In the material below, the lines containing the word "name" are required; copy each of them.

[START OF LISTING]

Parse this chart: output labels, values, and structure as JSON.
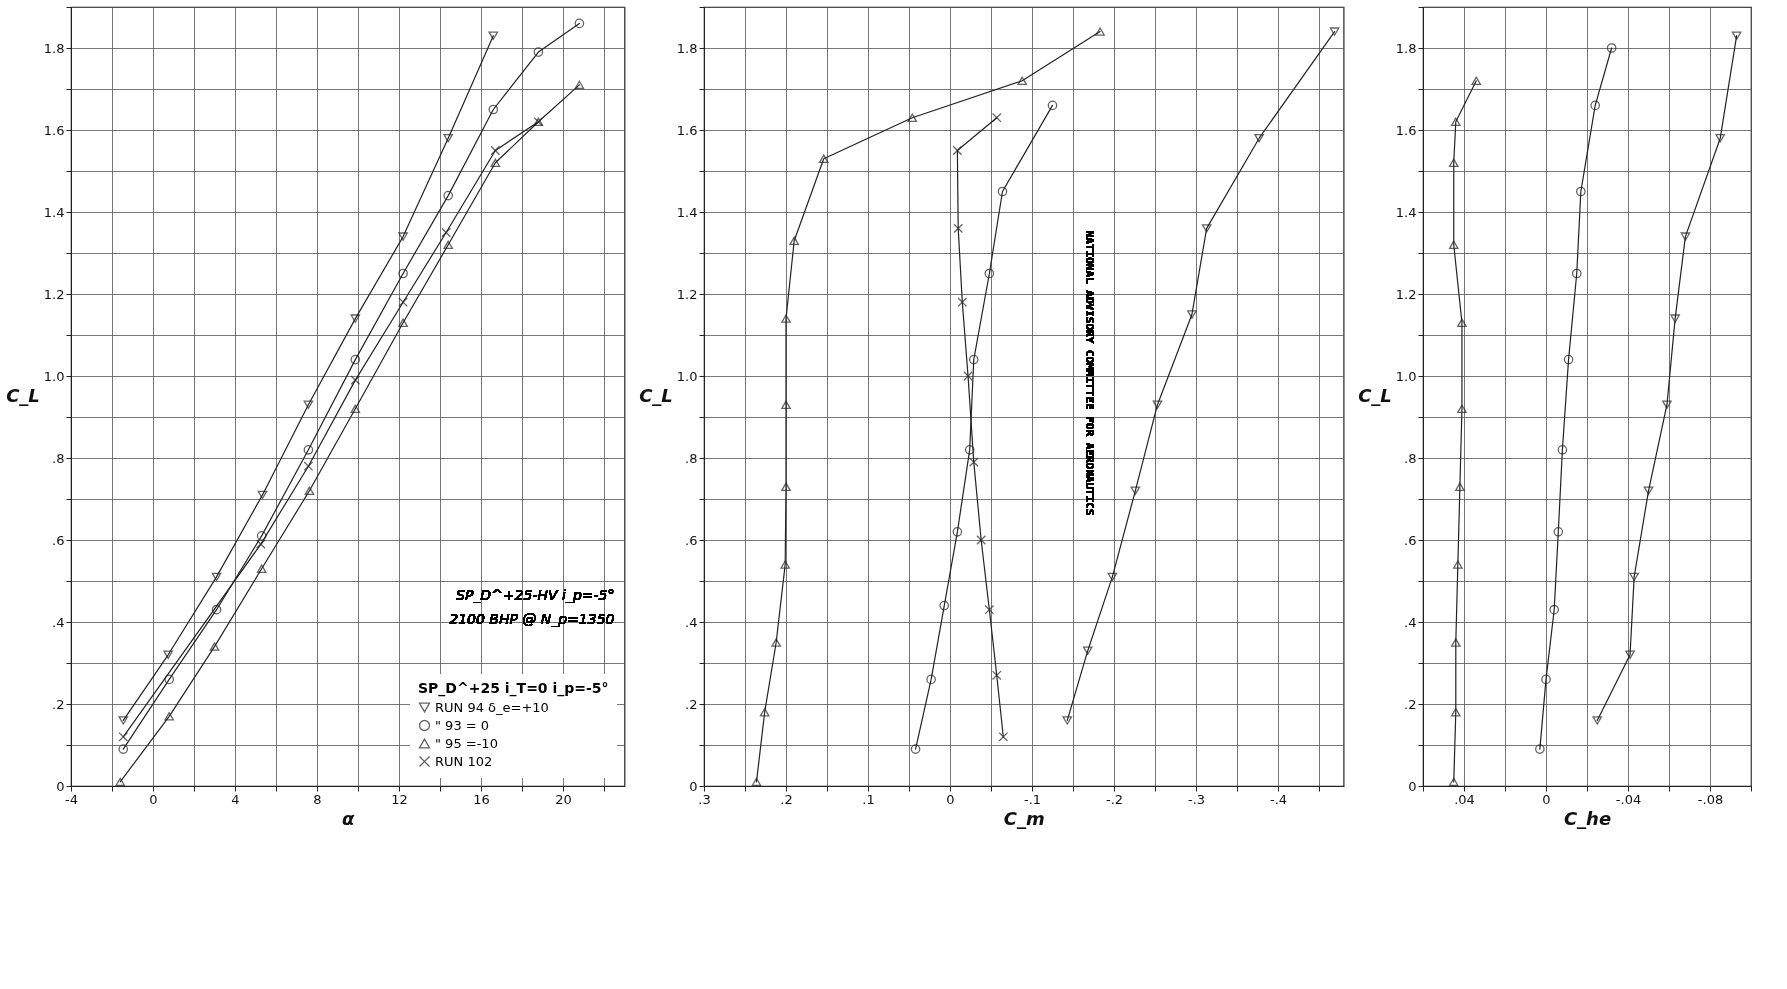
{
  "chart_data": [
    {
      "type": "line",
      "xlabel": "α",
      "ylabel": "C_L",
      "legend": "bottom right",
      "legend_title": "SP_D^+25 i_T=0 i_p=-5°",
      "grid": true,
      "line_style": "solid",
      "xlim": [
        -4,
        23
      ],
      "xticks": [
        -4,
        {
          "value": -2,
          "label": null
        },
        0,
        {
          "value": 2,
          "label": null
        },
        4,
        {
          "value": 6,
          "label": null
        },
        8,
        {
          "value": 10,
          "label": null
        },
        12,
        {
          "value": 14,
          "label": null
        },
        16,
        {
          "value": 18,
          "label": null
        },
        20,
        {
          "value": 22,
          "label": null
        }
      ],
      "ylim": [
        0,
        1.9
      ],
      "yticks": [
        0,
        {
          "value": 0.1,
          "label": null
        },
        {
          "value": 0.2,
          "label": ".2"
        },
        {
          "value": 0.3,
          "label": null
        },
        {
          "value": 0.4,
          "label": ".4"
        },
        {
          "value": 0.5,
          "label": null
        },
        {
          "value": 0.6,
          "label": ".6"
        },
        {
          "value": 0.7,
          "label": null
        },
        {
          "value": 0.8,
          "label": ".8"
        },
        {
          "value": 0.9,
          "label": null
        },
        {
          "value": 1.0,
          "label": "1.0"
        },
        {
          "value": 1.1,
          "label": null
        },
        {
          "value": 1.2,
          "label": "1.2"
        },
        {
          "value": 1.3,
          "label": null
        },
        {
          "value": 1.4,
          "label": "1.4"
        },
        {
          "value": 1.5,
          "label": null
        },
        {
          "value": 1.6,
          "label": "1.6"
        },
        {
          "value": 1.7,
          "label": null
        },
        {
          "value": 1.8,
          "label": "1.8"
        },
        {
          "value": 1.9,
          "label": null
        }
      ],
      "annotations": [
        "SP_D^+25-HV i_p=-5°",
        "2100 BHP @ N_p=1350"
      ],
      "series": [
        {
          "name": "RUN 94 δ_e=+10",
          "color": "#222222",
          "marker": "triangle-down",
          "x": [
            -1.45,
            0.74,
            3.1,
            5.34,
            7.58,
            9.87,
            12.2,
            14.4,
            16.6
          ],
          "values": [
            0.16,
            0.32,
            0.51,
            0.71,
            0.93,
            1.14,
            1.34,
            1.58,
            1.83
          ]
        },
        {
          "name": "\" 93 = 0",
          "color": "#222222",
          "marker": "circle",
          "x": [
            -1.45,
            0.79,
            3.1,
            5.3,
            7.58,
            9.87,
            12.2,
            14.4,
            16.6,
            18.8,
            20.8
          ],
          "values": [
            0.09,
            0.26,
            0.43,
            0.61,
            0.82,
            1.04,
            1.25,
            1.44,
            1.65,
            1.79,
            1.86
          ]
        },
        {
          "name": "\" 95 =-10",
          "color": "#222222",
          "marker": "triangle",
          "x": [
            -1.6,
            0.79,
            3.0,
            5.3,
            7.63,
            9.87,
            12.2,
            14.4,
            16.7,
            18.8,
            20.8
          ],
          "values": [
            0.01,
            0.17,
            0.34,
            0.53,
            0.72,
            0.92,
            1.13,
            1.32,
            1.52,
            1.62,
            1.71
          ]
        },
        {
          "name": "RUN 102",
          "color": "#222222",
          "marker": "cross",
          "x": [
            -1.45,
            5.26,
            7.58,
            9.87,
            12.2,
            14.3,
            16.7,
            18.8
          ],
          "values": [
            0.12,
            0.59,
            0.78,
            0.99,
            1.18,
            1.35,
            1.55,
            1.62
          ]
        }
      ]
    },
    {
      "type": "line",
      "xlabel": "C_m",
      "ylabel": "C_L",
      "grid": true,
      "line_style": "solid",
      "xlim": [
        0.3,
        -0.48
      ],
      "xticks": [
        {
          "value": 0.3,
          "label": ".3"
        },
        {
          "value": 0.25,
          "label": null
        },
        {
          "value": 0.2,
          "label": ".2"
        },
        {
          "value": 0.15,
          "label": null
        },
        {
          "value": 0.1,
          "label": ".1"
        },
        {
          "value": 0.05,
          "label": null
        },
        0,
        {
          "value": -0.05,
          "label": null
        },
        {
          "value": -0.1,
          "label": "-.1"
        },
        {
          "value": -0.15,
          "label": null
        },
        {
          "value": -0.2,
          "label": "-.2"
        },
        {
          "value": -0.25,
          "label": null
        },
        {
          "value": -0.3,
          "label": "-.3"
        },
        {
          "value": -0.35,
          "label": null
        },
        {
          "value": -0.4,
          "label": "-.4"
        },
        {
          "value": -0.45,
          "label": null
        }
      ],
      "ylim": [
        0,
        1.9
      ],
      "yticks": [
        0,
        {
          "value": 0.1,
          "label": null
        },
        {
          "value": 0.2,
          "label": ".2"
        },
        {
          "value": 0.3,
          "label": null
        },
        {
          "value": 0.4,
          "label": ".4"
        },
        {
          "value": 0.5,
          "label": null
        },
        {
          "value": 0.6,
          "label": ".6"
        },
        {
          "value": 0.7,
          "label": null
        },
        {
          "value": 0.8,
          "label": ".8"
        },
        {
          "value": 0.9,
          "label": null
        },
        {
          "value": 1.0,
          "label": "1.0"
        },
        {
          "value": 1.1,
          "label": null
        },
        {
          "value": 1.2,
          "label": "1.2"
        },
        {
          "value": 1.3,
          "label": null
        },
        {
          "value": 1.4,
          "label": "1.4"
        },
        {
          "value": 1.5,
          "label": null
        },
        {
          "value": 1.6,
          "label": "1.6"
        },
        {
          "value": 1.7,
          "label": null
        },
        {
          "value": 1.8,
          "label": "1.8"
        },
        {
          "value": 1.9,
          "label": null
        }
      ],
      "annotations": [
        "NATIONAL ADVISORY COMMITTEE FOR AERONAUTICS"
      ],
      "series": [
        {
          "color": "#222222",
          "marker": "triangle-down",
          "x": [
            -0.143,
            -0.168,
            -0.198,
            -0.226,
            -0.253,
            -0.295,
            -0.313,
            -0.377,
            -0.469
          ],
          "values": [
            0.16,
            0.33,
            0.51,
            0.72,
            0.93,
            1.15,
            1.36,
            1.58,
            1.84
          ]
        },
        {
          "color": "#222222",
          "marker": "circle",
          "x": [
            0.042,
            0.023,
            0.007,
            -0.009,
            -0.024,
            -0.029,
            -0.048,
            -0.064,
            -0.125
          ],
          "values": [
            0.09,
            0.26,
            0.44,
            0.62,
            0.82,
            1.04,
            1.25,
            1.45,
            1.66
          ]
        },
        {
          "color": "#222222",
          "marker": "triangle",
          "x": [
            0.236,
            0.226,
            0.212,
            0.201,
            0.2,
            0.2,
            0.2,
            0.19,
            0.154,
            0.046,
            -0.088,
            -0.183
          ],
          "values": [
            0.01,
            0.18,
            0.35,
            0.54,
            0.73,
            0.93,
            1.14,
            1.33,
            1.53,
            1.63,
            1.72,
            1.84
          ]
        },
        {
          "color": "#222222",
          "marker": "cross",
          "x": [
            -0.065,
            -0.057,
            -0.048,
            -0.038,
            -0.029,
            -0.022,
            -0.015,
            -0.01,
            -0.009,
            -0.057
          ],
          "values": [
            0.12,
            0.27,
            0.43,
            0.6,
            0.79,
            1.0,
            1.18,
            1.36,
            1.55,
            1.63
          ]
        }
      ]
    },
    {
      "type": "line",
      "xlabel": "C_he",
      "ylabel": "C_L",
      "grid": true,
      "line_style": "solid",
      "xlim": [
        0.06,
        -0.1
      ],
      "xticks": [
        {
          "value": 0.06,
          "label": null
        },
        {
          "value": 0.04,
          "label": ".04"
        },
        {
          "value": 0.02,
          "label": null
        },
        0,
        {
          "value": -0.02,
          "label": null
        },
        {
          "value": -0.04,
          "label": "-.04"
        },
        {
          "value": -0.06,
          "label": null
        },
        {
          "value": -0.08,
          "label": "-.08"
        },
        {
          "value": -0.1,
          "label": null
        }
      ],
      "ylim": [
        0,
        1.9
      ],
      "yticks": [
        0,
        {
          "value": 0.1,
          "label": null
        },
        {
          "value": 0.2,
          "label": ".2"
        },
        {
          "value": 0.3,
          "label": null
        },
        {
          "value": 0.4,
          "label": ".4"
        },
        {
          "value": 0.5,
          "label": null
        },
        {
          "value": 0.6,
          "label": ".6"
        },
        {
          "value": 0.7,
          "label": null
        },
        {
          "value": 0.8,
          "label": ".8"
        },
        {
          "value": 0.9,
          "label": null
        },
        {
          "value": 1.0,
          "label": "1.0"
        },
        {
          "value": 1.1,
          "label": null
        },
        {
          "value": 1.2,
          "label": "1.2"
        },
        {
          "value": 1.3,
          "label": null
        },
        {
          "value": 1.4,
          "label": "1.4"
        },
        {
          "value": 1.5,
          "label": null
        },
        {
          "value": 1.6,
          "label": "1.6"
        },
        {
          "value": 1.7,
          "label": null
        },
        {
          "value": 1.8,
          "label": "1.8"
        },
        {
          "value": 1.9,
          "label": null
        }
      ],
      "series": [
        {
          "color": "#222222",
          "marker": "triangle-down",
          "x": [
            -0.025,
            -0.041,
            -0.043,
            -0.05,
            -0.059,
            -0.063,
            -0.068,
            -0.085,
            -0.093
          ],
          "values": [
            0.16,
            0.32,
            0.51,
            0.72,
            0.93,
            1.14,
            1.34,
            1.58,
            1.83
          ]
        },
        {
          "color": "#222222",
          "marker": "circle",
          "x": [
            0.003,
            0.0,
            -0.004,
            -0.006,
            -0.008,
            -0.011,
            -0.015,
            -0.017,
            -0.024,
            -0.032
          ],
          "values": [
            0.09,
            0.26,
            0.43,
            0.62,
            0.82,
            1.04,
            1.25,
            1.45,
            1.66,
            1.8
          ]
        },
        {
          "color": "#222222",
          "marker": "triangle",
          "x": [
            0.045,
            0.044,
            0.044,
            0.043,
            0.042,
            0.041,
            0.041,
            0.045,
            0.045,
            0.044,
            0.034
          ],
          "values": [
            0.01,
            0.18,
            0.35,
            0.54,
            0.73,
            0.92,
            1.13,
            1.32,
            1.52,
            1.62,
            1.72
          ]
        }
      ]
    }
  ]
}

[END OF LISTING]

| WRITTEN ANSWER |
          "name": "RUN 94 δ_e=+10",
          "name": "\" 93 = 0",
          "name": "\" 95 =-10",
          "name": "RUN 102",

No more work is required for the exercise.